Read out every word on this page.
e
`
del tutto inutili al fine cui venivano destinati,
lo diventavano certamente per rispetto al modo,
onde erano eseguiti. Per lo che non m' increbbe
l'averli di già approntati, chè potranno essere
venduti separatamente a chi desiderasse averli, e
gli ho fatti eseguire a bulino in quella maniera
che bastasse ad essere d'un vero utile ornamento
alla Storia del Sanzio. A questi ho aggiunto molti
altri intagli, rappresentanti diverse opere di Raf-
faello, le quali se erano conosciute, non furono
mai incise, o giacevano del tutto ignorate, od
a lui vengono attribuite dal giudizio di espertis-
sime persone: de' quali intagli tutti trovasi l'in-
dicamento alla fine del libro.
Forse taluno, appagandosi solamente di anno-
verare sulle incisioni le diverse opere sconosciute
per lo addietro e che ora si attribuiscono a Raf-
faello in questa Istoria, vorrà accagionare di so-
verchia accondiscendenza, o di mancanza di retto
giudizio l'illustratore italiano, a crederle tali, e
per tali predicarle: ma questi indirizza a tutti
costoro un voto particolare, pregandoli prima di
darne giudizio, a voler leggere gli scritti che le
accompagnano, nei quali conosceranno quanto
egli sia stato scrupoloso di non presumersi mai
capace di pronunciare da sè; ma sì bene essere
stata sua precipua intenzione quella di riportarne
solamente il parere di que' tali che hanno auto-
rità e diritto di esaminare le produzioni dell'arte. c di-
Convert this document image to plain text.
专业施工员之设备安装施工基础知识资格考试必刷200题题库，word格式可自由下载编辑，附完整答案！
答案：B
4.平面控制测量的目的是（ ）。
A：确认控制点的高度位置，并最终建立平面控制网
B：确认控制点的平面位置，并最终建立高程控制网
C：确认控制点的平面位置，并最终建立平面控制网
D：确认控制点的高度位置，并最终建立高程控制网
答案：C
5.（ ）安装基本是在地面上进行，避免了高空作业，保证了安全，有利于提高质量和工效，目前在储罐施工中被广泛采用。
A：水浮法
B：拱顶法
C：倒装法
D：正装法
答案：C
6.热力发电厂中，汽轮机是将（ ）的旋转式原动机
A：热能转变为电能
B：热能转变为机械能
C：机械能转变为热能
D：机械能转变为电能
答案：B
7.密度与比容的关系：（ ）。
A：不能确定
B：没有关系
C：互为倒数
_ _ _ _ _ _ _
Starting with the line that contains "Convert this document image to plain text.", return each line through the last one of the data above, exactly as written and nothing more.

Convert this document image to plain text.
专业施工员之设备安装施工基础知识资格考试必刷200题题库，word格式可自由下载编辑，附完整答案！
答案：B
4.平面控制测量的目的是（ ）。
A：确认控制点的高度位置，并最终建立平面控制网
B：确认控制点的平面位置，并最终建立高程控制网
C：确认控制点的平面位置，并最终建立平面控制网
D：确认控制点的高度位置，并最终建立高程控制网
答案：C
5.（ ）安装基本是在地面上进行，避免了高空作业，保证了安全，有利于提高质量和工效，目前在储罐施工中被广泛采用。
A：水浮法
B：拱顶法
C：倒装法
D：正装法
答案：C
6.热力发电厂中，汽轮机是将（ ）的旋转式原动机
A：热能转变为电能
B：热能转变为机械能
C：机械能转变为热能
D：机械能转变为电能
答案：B
7.密度与比容的关系：（ ）。
A：不能确定
B：没有关系
C：互为倒数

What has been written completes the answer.